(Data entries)

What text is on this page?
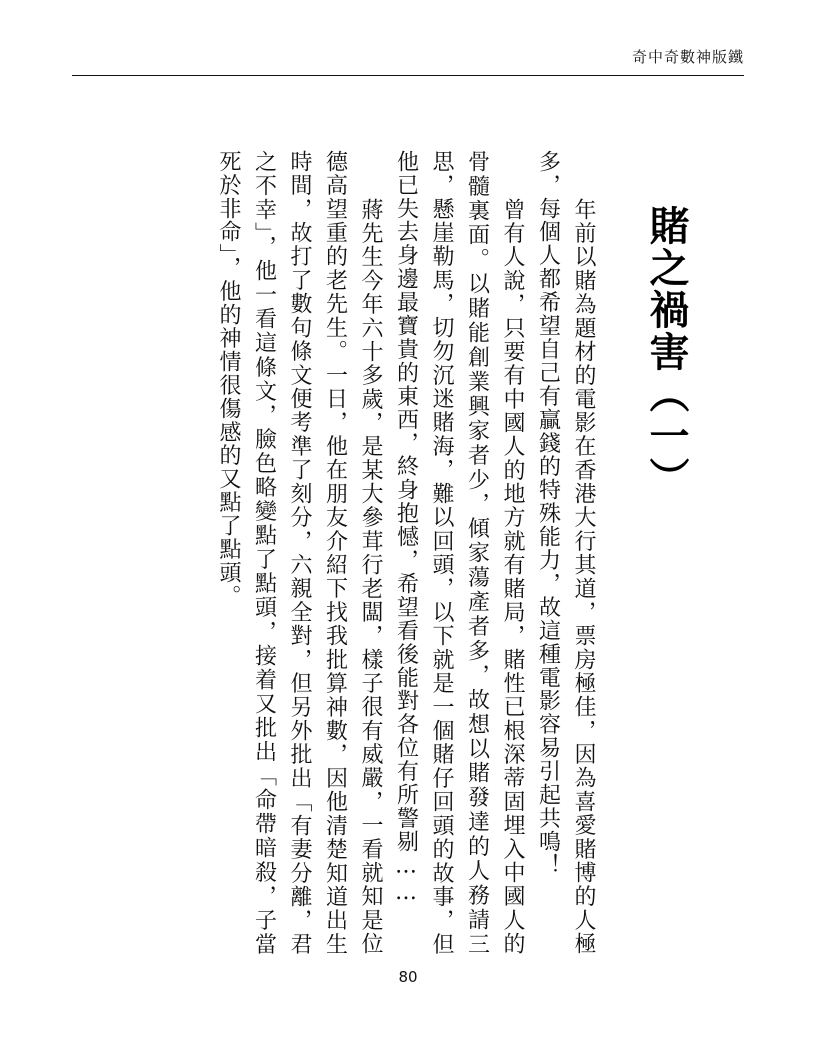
奇中奇數神版鐵
賭之禍害（一）

年前以賭為題材的電影在香港大行其道，票房極佳，因為喜愛賭博的人極多，每個人都希望自己有贏錢的特殊能力，故這種電影容易引起共鳴！

曾有人說，只要有中國人的地方就有賭局，賭性已根深蒂固埋入中國人的骨髓裏面。以賭能創業興家者少，傾家蕩產者多，故想以賭發達的人務請三思，懸崖勒馬，切勿沉迷賭海，難以回頭，以下就是一個賭仔回頭的故事，但他已失去身邊最寶貴的東西，終身抱憾，希望看後能對各位有所警剔……

蔣先生今年六十多歲，是某大參茸行老闆，樣子很有威嚴，一看就知是位德高望重的老先生。一日，他在朋友介紹下找我批算神數，因他清楚知道出生時間，故打了數句條文便考準了刻分，六親全對，但另外批出「有妻分離，君之不幸」，他一看這條文，臉色略變點了點頭，接着又批出「命帶暗殺，子當死於非命」，他的神情很傷感的又點了點頭。

80
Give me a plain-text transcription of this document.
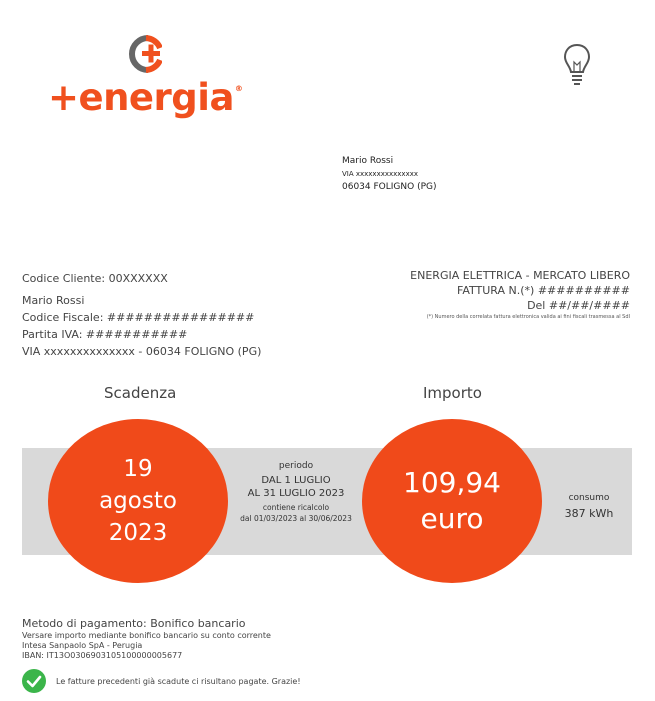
+energia®
Mario Rossi
VIA xxxxxxxxxxxxxxx
06034 FOLIGNO (PG)
Codice Cliente: 00XXXXXX
Mario Rossi
Codice Fiscale: ################
Partita IVA: ###########
VIA xxxxxxxxxxxxxx - 06034 FOLIGNO (PG)
ENERGIA ELETTRICA - MERCATO LIBERO
FATTURA N.(*) ##########
Del ##/##/####
(*) Numero della correlata fattura elettronica valida ai fini fiscali trasmessa al SdI
Scadenza	Importo
19
agosto
2023
periodo
DAL 1 LUGLIO
AL 31 LUGLIO 2023
contiene ricalcolo
dal 01/03/2023 al 30/06/2023
109,94
euro
consumo
387 kWh
Metodo di pagamento: Bonifico bancario
Versare importo mediante bonifico bancario su conto corrente
Intesa Sanpaolo SpA - Perugia
IBAN: IT13O0306903105100000005677
Le fatture precedenti già scadute ci risultano pagate. Grazie!
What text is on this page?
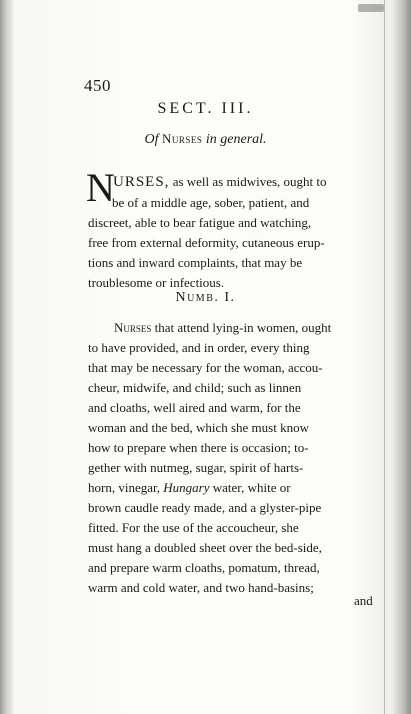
450
SECT. III.
Of Nurses in general.
N
URSES, as well as midwives, ought to
be of a middle age, sober, patient, and
discreet, able to bear fatigue and watching,
free from external deformity, cutaneous erup-
tions and inward complaints, that may be
troublesome or infectious.
Numb. I.
Nurses that attend lying-in women, ought
to have provided, and in order, every thing
that may be necessary for the woman, accou-
cheur, midwife, and child; such as linnen
and cloaths, well aired and warm, for the
woman and the bed, which she must know
how to prepare when there is occasion; to-
gether with nutmeg, sugar, spirit of harts-
horn, vinegar, Hungary water, white or
brown caudle ready made, and a glyster-pipe
fitted. For the use of the accoucheur, she
must hang a doubled sheet over the bed-side,
and prepare warm cloaths, pomatum, thread,
warm and cold water, and two hand-basins;
and
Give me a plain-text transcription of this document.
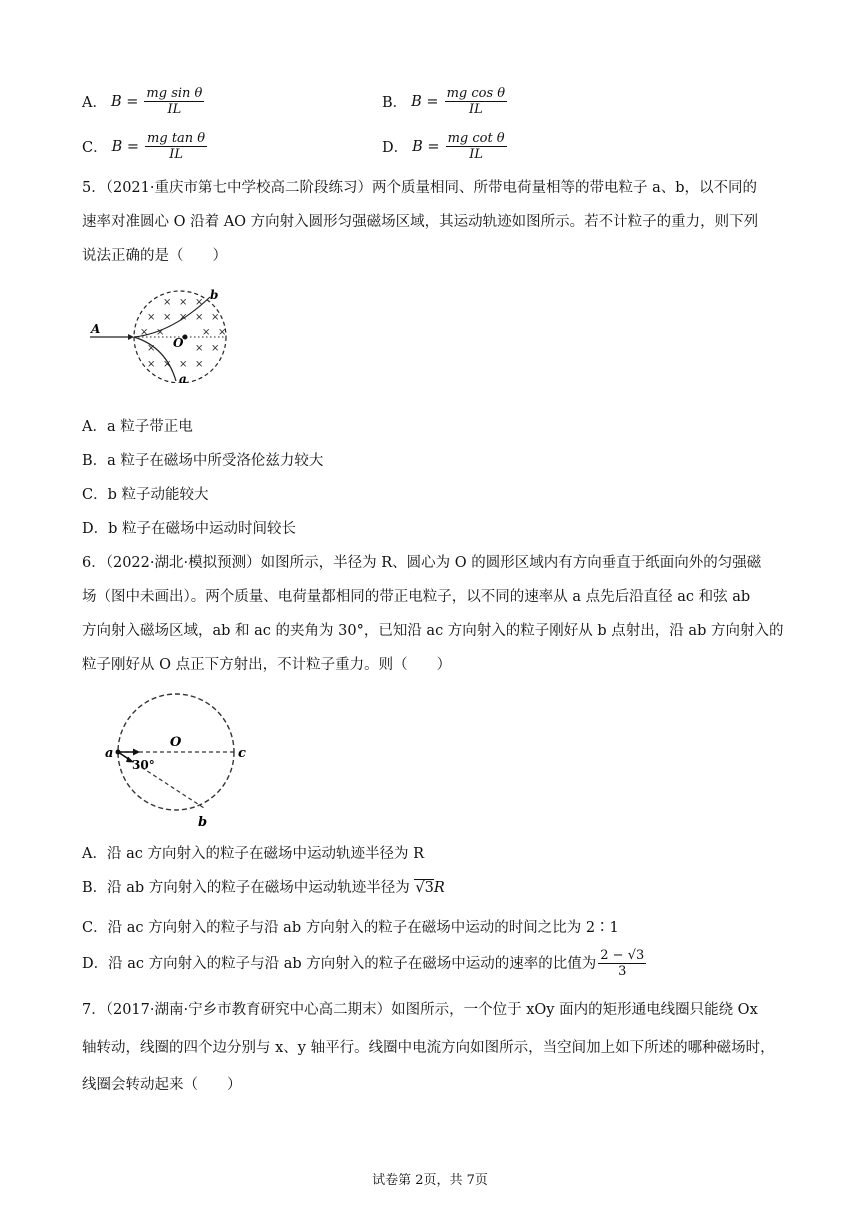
A． $B = \frac{\text{mg sin θ}}{IL}$	B． $B = \frac{\text{mg cos θ}}{IL}$
C． $B = \frac{\text{mg tan θ}}{IL}$	D． $B = \frac{\text{mg cot θ}}{IL}$
5．（2021·重庆市第七中学校高二阶段练习）两个质量相同、所带电荷量相等的带电粒子 a、b，以不同的
速率对准圆心 O 沿着 AO 方向射入圆形匀强磁场区域，其运动轨迹如图所示。若不计粒子的重力，则下列
说法正确的是（　　）
A
O
b
a
× × ×
× × × × ×
× ×	× ×
×	× ×
× × × ×
A．a 粒子带正电
B．a 粒子在磁场中所受洛伦兹力较大
C．b 粒子动能较大
D．b 粒子在磁场中运动时间较长
6．（2022·湖北·模拟预测）如图所示，半径为 R、圆心为 O 的圆形区域内有方向垂直于纸面向外的匀强磁
场（图中未画出）。两个质量、电荷量都相同的带正电粒子，以不同的速率从 a 点先后沿直径 ac 和弦 ab
方向射入磁场区域，ab 和 ac 的夹角为 30°，已知沿 ac 方向射入的粒子刚好从 b 点射出，沿 ab 方向射入的
粒子刚好从 O 点正下方射出，不计粒子重力。则（　　）
a
O
c
b
30°
A．沿 ac 方向射入的粒子在磁场中运动轨迹半径为 R
B．沿 ab 方向射入的粒子在磁场中运动轨迹半径为 √3R
C．沿 ac 方向射入的粒子与沿 ab 方向射入的粒子在磁场中运动的时间之比为 2∶1
D．沿 ac 方向射入的粒子与沿 ab 方向射入的粒子在磁场中运动的速率的比值为 $\frac{2 - √3}{3}$
7．（2017·湖南·宁乡市教育研究中心高二期末）如图所示，一个位于 xOy 面内的矩形通电线圈只能绕 Ox
轴转动，线圈的四个边分别与 x、y 轴平行。线圈中电流方向如图所示，当空间加上如下所述的哪种磁场时，
线圈会转动起来（　　）
试卷第 2页，共 7页
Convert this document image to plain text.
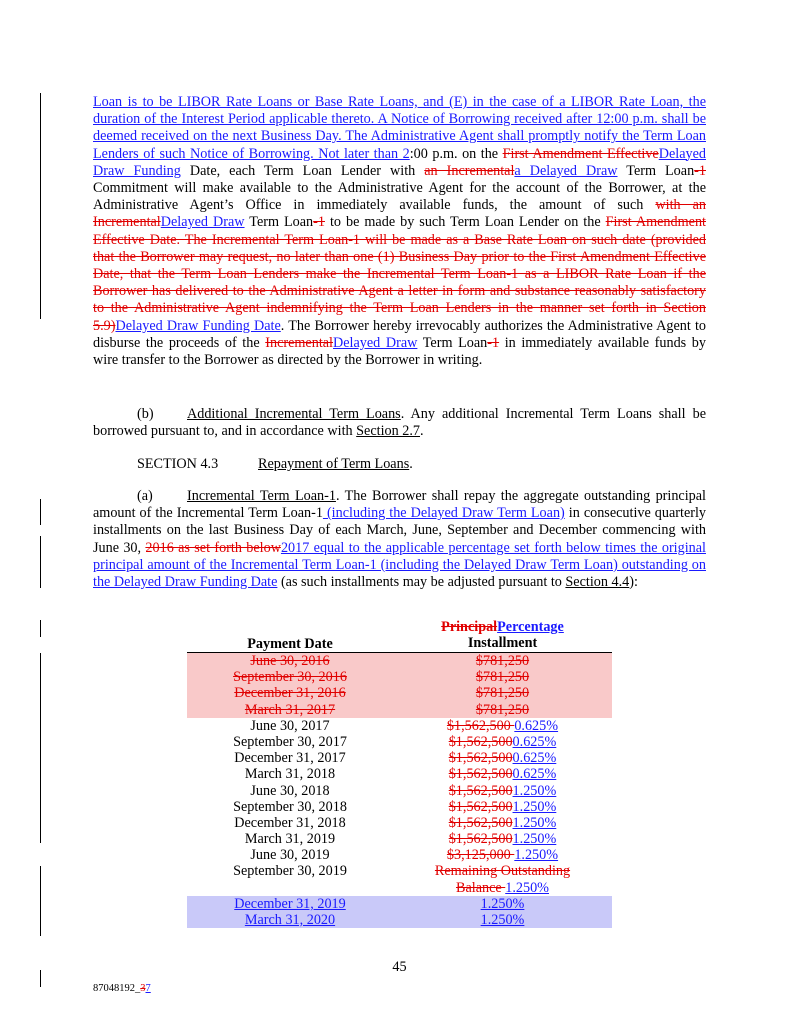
Loan is to be LIBOR Rate Loans or Base Rate Loans, and (E) in the case of a LIBOR Rate Loan, the duration of the Interest Period applicable thereto. A Notice of Borrowing received after 12:00 p.m. shall be deemed received on the next Business Day. The Administrative Agent shall promptly notify the Term Loan Lenders of such Notice of Borrowing. Not later than 2:00 p.m. on the First Amendment EffectiveDelayed Draw Funding Date, each Term Loan Lender with an Incrementala Delayed Draw Term Loan-1 Commitment will make available to the Administrative Agent for the account of the Borrower, at the Administrative Agent’s Office in immediately available funds, the amount of such with an IncrementalDelayed Draw Term Loan-1 to be made by such Term Loan Lender on the First Amendment Effective Date. The Incremental Term Loan-1 will be made as a Base Rate Loan on such date (provided that the Borrower may request, no later than one (1) Business Day prior to the First Amendment Effective Date, that the Term Loan Lenders make the Incremental Term Loan-1 as a LIBOR Rate Loan if the Borrower has delivered to the Administrative Agent a letter in form and substance reasonably satisfactory to the Administrative Agent indemnifying the Term Loan Lenders in the manner set forth in Section 5.9)Delayed Draw Funding Date. The Borrower hereby irrevocably authorizes the Administrative Agent to disburse the proceeds of the IncrementalDelayed Draw Term Loan-1 in immediately available funds by wire transfer to the Borrower as directed by the Borrower in writing.
(b) Additional Incremental Term Loans. Any additional Incremental Term Loans shall be borrowed pursuant to, and in accordance with Section 2.7.
SECTION 4.3	Repayment of Term Loans.
(a) Incremental Term Loan-1. The Borrower shall repay the aggregate outstanding principal amount of the Incremental Term Loan-1 (including the Delayed Draw Term Loan) in consecutive quarterly installments on the last Business Day of each March, June, September and December commencing with June 30, 2016 as set forth below2017 equal to the applicable percentage set forth below times the original principal amount of the Incremental Term Loan-1 (including the Delayed Draw Term Loan) outstanding on the Delayed Draw Funding Date (as such installments may be adjusted pursuant to Section 4.4):
Payment Date
PrincipalPercentage
Installment
June 30, 2016	$781,250
September 30, 2016	$781,250
December 31, 2016	$781,250
March 31, 2017	$781,250
June 30, 2017	$1,562,500 0.625%
September 30, 2017	$1,562,5000.625%
December 31, 2017	$1,562,5000.625%
March 31, 2018	$1,562,5000.625%
June 30, 2018	$1,562,5001.250%
September 30, 2018	$1,562,5001.250%
December 31, 2018	$1,562,5001.250%
March 31, 2019	$1,562,5001.250%
June 30, 2019	$3,125,000 1.250%
September 30, 2019	Remaining Outstanding
Balance 1.250%
December 31, 2019	1.250%
March 31, 2020	1.250%
45
87048192_37
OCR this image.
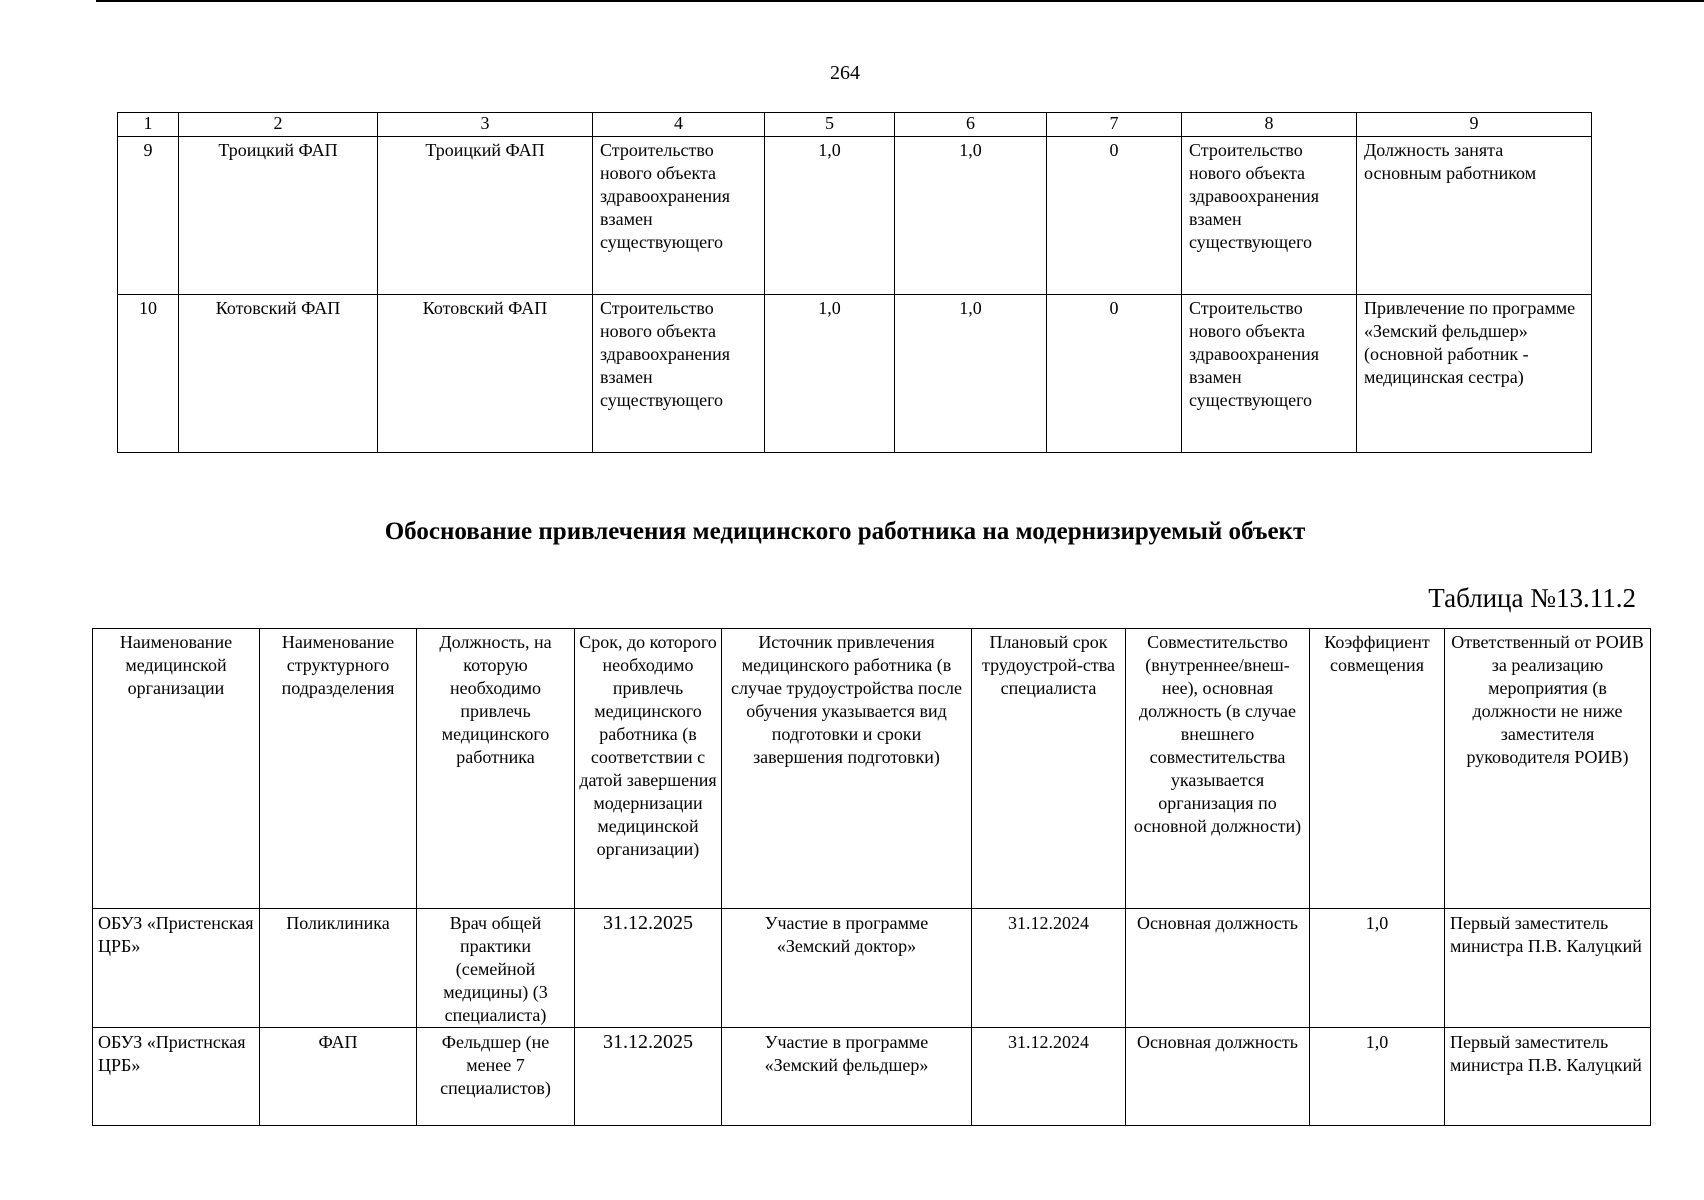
264
1	2	3	4	5	6	7	8	9
9	Троицкий ФАП	Троицкий ФАП	Строительство нового объекта здравоохранения взамен существующего	1,0	1,0	0	Строительство нового объекта здравоохранения взамен существующего	Должность занята основным работником
10	Котовский ФАП	Котовский ФАП	Строительство нового объекта здравоохранения взамен существующего	1,0	1,0	0	Строительство нового объекта здравоохранения взамен существующего	Привлечение по программе «Земский фельдшер» (основной работник - медицинская сестра)
Обоснование привлечения медицинского работника на модернизируемый объект
Таблица №13.11.2
Наименование медицинской организации	Наименование структурного подразделения	Должность, на которую необходимо привлечь медицинского работника	Срок, до которого необходимо привлечь медицинского работника (в соответствии с датой завершения модернизации медицинской организации)	Источник привлечения медицинского работника (в случае трудоустройства после обучения указывается вид подготовки и сроки завершения подготовки)	Плановый срок трудоустрой-ства специалиста	Совместительство (внутреннее/внеш-нее), основная должность (в случае внешнего совместительства указывается организация по основной должности)	Коэффициент совмещения	Ответственный от РОИВ за реализацию мероприятия (в должности не ниже заместителя руководителя РОИВ)
ОБУЗ «Пристенская ЦРБ»	Поликлиника	Врач общей практики (семейной медицины) (3 специалиста)	31.12.2025	Участие в программе «Земский доктор»	31.12.2024	Основная должность	1,0	Первый заместитель министра П.В. Калуцкий
ОБУЗ «Пристнская ЦРБ»	ФАП	Фельдшер (не менее 7 специалистов)	31.12.2025	Участие в программе «Земский фельдшер»	31.12.2024	Основная должность	1,0	Первый заместитель министра П.В. Калуцкий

• _Aim_:
Scan the material above for the string "must" and report each line where you find it.

• _Answer below_:
woman and the bed, which she must know
must hang a doubled sheet over the bed-side,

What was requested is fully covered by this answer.